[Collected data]
##########

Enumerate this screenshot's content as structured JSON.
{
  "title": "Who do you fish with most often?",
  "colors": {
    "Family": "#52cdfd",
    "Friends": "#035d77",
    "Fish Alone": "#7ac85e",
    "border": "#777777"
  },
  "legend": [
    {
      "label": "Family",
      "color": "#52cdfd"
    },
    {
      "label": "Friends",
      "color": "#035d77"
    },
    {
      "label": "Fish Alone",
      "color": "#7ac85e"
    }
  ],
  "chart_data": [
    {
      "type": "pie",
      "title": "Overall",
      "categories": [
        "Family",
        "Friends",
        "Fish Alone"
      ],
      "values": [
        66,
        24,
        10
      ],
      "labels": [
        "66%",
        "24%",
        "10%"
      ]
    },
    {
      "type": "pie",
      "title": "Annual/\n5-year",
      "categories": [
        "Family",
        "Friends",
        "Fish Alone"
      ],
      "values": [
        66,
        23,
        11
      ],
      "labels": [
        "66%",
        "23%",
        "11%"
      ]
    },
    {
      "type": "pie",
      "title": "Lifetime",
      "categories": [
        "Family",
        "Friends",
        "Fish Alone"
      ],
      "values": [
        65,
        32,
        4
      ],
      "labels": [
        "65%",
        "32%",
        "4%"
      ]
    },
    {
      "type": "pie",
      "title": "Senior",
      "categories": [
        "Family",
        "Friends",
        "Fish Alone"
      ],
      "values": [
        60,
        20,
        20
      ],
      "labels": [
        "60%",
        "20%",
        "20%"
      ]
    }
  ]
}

##########

• **AIM OF THE TASK**: Extract the full listing above without altering anything.

• **PROBLEM SOLUTION**:
Enumerate this screenshot's content as structured JSON.
{
  "title": "Who do you fish with most often?",
  "colors": {
    "Family": "#52cdfd",
    "Friends": "#035d77",
    "Fish Alone": "#7ac85e",
    "border": "#777777"
  },
  "legend": [
    {
      "label": "Family",
      "color": "#52cdfd"
    },
    {
      "label": "Friends",
      "color": "#035d77"
    },
    {
      "label": "Fish Alone",
      "color": "#7ac85e"
    }
  ],
  "chart_data": [
    {
      "type": "pie",
      "title": "Overall",
      "categories": [
        "Family",
        "Friends",
        "Fish Alone"
      ],
      "values": [
        66,
        24,
        10
      ],
      "labels": [
        "66%",
        "24%",
        "10%"
      ]
    },
    {
      "type": "pie",
      "title": "Annual/\n5-year",
      "categories": [
        "Family",
        "Friends",
        "Fish Alone"
      ],
      "values": [
        66,
        23,
        11
      ],
      "labels": [
        "66%",
        "23%",
        "11%"
      ]
    },
    {
      "type": "pie",
      "title": "Lifetime",
      "categories": [
        "Family",
        "Friends",
        "Fish Alone"
      ],
      "values": [
        65,
        32,
        4
      ],
      "labels": [
        "65%",
        "32%",
        "4%"
      ]
    },
    {
      "type": "pie",
      "title": "Senior",
      "categories": [
        "Family",
        "Friends",
        "Fish Alone"
      ],
      "values": [
        60,
        20,
        20
      ],
      "labels": [
        "60%",
        "20%",
        "20%"
      ]
    }
  ]
}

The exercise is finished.